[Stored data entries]
= = = =

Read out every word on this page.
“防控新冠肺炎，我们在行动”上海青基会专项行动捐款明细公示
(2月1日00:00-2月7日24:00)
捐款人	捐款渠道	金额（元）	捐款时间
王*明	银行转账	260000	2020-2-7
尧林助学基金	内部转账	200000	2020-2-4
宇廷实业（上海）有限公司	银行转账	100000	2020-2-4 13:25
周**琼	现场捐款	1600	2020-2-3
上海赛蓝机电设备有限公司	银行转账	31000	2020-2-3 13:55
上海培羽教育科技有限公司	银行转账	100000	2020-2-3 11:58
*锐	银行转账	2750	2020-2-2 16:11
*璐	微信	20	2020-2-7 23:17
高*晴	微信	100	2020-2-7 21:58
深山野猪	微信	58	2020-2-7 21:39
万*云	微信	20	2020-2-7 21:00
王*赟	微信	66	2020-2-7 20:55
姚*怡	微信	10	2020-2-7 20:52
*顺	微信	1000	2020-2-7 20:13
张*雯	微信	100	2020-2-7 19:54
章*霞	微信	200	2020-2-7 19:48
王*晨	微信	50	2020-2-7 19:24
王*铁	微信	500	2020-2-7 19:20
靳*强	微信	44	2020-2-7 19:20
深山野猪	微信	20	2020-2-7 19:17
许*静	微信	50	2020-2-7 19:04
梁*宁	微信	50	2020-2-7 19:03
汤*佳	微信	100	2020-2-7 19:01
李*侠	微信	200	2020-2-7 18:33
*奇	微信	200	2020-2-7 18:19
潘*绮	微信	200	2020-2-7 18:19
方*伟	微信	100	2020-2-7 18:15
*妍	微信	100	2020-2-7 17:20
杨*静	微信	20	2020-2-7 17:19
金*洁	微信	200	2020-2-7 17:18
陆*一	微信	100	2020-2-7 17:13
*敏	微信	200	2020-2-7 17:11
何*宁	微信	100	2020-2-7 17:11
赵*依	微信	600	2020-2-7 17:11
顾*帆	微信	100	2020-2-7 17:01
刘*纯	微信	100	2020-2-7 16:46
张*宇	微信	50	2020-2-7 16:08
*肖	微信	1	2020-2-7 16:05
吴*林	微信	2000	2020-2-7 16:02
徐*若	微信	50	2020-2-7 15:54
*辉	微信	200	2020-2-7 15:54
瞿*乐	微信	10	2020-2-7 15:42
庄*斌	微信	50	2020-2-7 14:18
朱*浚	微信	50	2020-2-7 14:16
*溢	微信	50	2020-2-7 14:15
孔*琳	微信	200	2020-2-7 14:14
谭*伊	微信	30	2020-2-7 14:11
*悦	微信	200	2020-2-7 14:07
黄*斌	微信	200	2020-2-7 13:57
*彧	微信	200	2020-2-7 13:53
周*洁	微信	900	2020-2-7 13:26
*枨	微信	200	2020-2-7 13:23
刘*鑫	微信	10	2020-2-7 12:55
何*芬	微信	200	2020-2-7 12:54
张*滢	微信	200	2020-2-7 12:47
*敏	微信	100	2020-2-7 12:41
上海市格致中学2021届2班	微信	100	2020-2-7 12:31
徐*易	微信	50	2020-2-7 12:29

= = = =

Filter the listing for the word "银行转账" and copy every line that holds it.

* **Reply**:
王*明	银行转账	260000	2020-2-7
宇廷实业（上海）有限公司	银行转账	100000	2020-2-4 13:25
上海赛蓝机电设备有限公司	银行转账	31000	2020-2-3 13:55
上海培羽教育科技有限公司	银行转账	100000	2020-2-3 11:58
*锐	银行转账	2750	2020-2-2 16:11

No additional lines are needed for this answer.